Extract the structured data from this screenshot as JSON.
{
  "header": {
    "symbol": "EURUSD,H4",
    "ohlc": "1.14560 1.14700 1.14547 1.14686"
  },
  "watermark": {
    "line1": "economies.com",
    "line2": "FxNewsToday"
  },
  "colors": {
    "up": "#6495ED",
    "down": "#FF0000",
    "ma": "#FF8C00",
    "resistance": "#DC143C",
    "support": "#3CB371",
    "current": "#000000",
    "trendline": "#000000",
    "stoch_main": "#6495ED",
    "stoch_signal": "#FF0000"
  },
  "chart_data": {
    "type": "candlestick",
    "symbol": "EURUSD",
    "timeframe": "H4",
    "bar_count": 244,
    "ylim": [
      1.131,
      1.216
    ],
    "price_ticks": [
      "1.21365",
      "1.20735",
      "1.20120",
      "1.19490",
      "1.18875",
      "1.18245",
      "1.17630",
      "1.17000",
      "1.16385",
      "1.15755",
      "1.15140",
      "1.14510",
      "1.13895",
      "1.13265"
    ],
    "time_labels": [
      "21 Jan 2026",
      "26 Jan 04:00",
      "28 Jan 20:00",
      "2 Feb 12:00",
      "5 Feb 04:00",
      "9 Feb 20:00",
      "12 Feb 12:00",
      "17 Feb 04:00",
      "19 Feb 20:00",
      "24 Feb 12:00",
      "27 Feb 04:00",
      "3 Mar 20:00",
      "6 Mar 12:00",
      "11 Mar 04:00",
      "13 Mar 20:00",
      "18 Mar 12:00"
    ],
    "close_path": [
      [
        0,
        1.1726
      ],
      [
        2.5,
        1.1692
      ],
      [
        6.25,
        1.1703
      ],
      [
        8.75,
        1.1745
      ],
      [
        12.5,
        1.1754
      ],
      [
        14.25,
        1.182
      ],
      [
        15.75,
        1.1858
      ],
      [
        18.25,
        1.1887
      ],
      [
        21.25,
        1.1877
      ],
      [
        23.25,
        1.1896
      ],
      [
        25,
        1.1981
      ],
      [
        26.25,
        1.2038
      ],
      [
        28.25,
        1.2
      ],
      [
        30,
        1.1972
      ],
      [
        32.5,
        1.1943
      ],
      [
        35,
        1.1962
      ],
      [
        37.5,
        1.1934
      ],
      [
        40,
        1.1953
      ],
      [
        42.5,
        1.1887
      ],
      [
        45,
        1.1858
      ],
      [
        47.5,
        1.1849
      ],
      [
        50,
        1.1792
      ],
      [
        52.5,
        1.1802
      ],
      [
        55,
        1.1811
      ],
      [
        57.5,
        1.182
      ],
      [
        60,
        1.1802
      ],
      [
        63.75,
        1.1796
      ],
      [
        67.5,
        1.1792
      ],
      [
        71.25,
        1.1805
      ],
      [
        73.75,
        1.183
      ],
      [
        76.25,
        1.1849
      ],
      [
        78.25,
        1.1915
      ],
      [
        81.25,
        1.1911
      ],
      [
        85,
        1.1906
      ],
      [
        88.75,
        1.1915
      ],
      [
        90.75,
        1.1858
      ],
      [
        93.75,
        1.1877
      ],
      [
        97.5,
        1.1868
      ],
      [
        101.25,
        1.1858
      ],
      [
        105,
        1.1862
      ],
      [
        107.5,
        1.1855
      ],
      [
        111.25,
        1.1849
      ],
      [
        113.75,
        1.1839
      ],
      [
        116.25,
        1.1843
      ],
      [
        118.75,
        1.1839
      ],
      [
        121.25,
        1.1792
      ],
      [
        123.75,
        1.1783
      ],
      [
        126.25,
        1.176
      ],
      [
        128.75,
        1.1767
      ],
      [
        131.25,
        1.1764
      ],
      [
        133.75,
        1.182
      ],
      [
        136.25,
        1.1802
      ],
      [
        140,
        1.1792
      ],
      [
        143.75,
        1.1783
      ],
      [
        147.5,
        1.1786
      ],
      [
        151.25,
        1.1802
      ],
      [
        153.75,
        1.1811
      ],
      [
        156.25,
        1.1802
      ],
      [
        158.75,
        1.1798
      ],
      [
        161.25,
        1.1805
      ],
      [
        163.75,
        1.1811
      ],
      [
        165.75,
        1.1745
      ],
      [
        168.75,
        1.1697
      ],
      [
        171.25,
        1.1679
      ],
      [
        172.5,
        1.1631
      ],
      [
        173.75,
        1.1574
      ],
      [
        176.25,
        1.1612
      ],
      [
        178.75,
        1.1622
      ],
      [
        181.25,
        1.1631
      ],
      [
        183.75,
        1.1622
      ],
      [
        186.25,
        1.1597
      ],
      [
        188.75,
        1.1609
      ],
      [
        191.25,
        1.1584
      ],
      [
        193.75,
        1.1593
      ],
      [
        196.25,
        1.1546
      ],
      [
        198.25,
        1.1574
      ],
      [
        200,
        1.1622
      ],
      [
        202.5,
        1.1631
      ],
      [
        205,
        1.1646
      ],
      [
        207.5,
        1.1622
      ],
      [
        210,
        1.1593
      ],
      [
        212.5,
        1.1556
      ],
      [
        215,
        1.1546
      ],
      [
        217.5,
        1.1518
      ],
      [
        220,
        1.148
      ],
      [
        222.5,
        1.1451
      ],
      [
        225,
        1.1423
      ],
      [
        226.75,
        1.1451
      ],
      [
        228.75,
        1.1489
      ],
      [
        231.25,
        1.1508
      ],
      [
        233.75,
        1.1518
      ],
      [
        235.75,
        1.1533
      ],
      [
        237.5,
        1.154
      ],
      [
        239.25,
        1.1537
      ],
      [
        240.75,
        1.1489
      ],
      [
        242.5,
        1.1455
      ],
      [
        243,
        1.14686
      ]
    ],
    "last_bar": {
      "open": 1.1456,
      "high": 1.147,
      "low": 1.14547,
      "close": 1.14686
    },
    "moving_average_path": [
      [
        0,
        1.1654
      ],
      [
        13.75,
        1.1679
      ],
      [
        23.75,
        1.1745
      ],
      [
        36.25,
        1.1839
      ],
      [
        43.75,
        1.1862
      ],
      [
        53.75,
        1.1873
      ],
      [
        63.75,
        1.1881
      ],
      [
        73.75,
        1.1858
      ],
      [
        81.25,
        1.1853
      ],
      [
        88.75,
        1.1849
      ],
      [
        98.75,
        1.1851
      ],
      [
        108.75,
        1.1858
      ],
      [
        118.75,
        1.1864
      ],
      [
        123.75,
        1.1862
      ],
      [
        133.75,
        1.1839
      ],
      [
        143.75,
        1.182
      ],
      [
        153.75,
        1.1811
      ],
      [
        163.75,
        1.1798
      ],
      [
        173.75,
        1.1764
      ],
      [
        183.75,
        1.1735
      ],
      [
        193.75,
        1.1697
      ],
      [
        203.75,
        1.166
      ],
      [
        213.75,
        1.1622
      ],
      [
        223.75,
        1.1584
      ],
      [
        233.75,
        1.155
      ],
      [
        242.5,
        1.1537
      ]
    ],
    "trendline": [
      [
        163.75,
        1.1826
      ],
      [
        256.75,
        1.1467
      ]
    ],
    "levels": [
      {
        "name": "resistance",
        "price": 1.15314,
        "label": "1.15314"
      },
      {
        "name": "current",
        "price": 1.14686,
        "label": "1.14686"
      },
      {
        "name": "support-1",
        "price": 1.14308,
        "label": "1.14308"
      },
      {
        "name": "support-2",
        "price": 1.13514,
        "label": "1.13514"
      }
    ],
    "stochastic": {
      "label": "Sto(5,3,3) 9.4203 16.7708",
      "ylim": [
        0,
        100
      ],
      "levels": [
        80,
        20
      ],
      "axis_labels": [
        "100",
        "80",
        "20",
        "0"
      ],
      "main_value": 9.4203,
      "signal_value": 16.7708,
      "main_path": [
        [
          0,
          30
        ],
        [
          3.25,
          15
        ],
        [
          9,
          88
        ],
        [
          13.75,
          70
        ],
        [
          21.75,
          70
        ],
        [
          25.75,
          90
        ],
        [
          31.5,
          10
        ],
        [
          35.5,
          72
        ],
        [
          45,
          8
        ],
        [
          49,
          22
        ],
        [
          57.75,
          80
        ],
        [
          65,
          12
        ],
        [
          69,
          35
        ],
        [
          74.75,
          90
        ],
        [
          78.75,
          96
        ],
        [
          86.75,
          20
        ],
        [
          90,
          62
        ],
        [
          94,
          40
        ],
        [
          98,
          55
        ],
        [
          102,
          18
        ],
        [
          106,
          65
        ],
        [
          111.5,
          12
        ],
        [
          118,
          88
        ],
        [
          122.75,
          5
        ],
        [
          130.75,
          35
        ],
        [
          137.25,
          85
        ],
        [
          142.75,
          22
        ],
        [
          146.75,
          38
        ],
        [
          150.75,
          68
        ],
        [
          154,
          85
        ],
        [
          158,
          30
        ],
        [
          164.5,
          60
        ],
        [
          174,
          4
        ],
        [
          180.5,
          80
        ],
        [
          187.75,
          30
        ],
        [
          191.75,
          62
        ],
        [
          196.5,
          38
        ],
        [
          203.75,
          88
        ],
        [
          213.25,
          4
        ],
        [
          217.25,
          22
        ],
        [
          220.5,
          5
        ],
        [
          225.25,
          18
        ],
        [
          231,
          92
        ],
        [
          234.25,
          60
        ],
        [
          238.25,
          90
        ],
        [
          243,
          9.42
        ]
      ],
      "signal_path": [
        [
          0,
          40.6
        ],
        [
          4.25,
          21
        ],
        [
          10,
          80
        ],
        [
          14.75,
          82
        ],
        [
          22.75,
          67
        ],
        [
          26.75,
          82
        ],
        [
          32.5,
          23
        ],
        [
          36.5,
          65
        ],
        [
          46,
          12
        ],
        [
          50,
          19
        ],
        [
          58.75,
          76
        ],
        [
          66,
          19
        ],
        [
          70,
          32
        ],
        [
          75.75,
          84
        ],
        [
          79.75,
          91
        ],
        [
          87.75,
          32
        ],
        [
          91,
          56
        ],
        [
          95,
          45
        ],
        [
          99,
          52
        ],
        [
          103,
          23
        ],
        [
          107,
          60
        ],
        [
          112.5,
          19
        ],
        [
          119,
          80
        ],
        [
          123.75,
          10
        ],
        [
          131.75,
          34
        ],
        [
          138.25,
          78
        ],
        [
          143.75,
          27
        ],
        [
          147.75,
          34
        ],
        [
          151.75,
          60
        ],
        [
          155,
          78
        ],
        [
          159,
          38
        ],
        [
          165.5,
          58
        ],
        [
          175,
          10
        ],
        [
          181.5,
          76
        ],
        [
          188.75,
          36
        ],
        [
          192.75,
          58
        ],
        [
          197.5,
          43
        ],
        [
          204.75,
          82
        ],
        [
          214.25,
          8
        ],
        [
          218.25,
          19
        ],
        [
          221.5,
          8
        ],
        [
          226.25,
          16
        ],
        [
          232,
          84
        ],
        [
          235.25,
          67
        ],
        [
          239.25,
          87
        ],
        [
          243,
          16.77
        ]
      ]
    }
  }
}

**What the exercise asks:** Copy every line of the listing that includes the string "name".

**Result of this exercise:**
        "name": "resistance",
        "name": "current",
        "name": "support-1",
        "name": "support-2",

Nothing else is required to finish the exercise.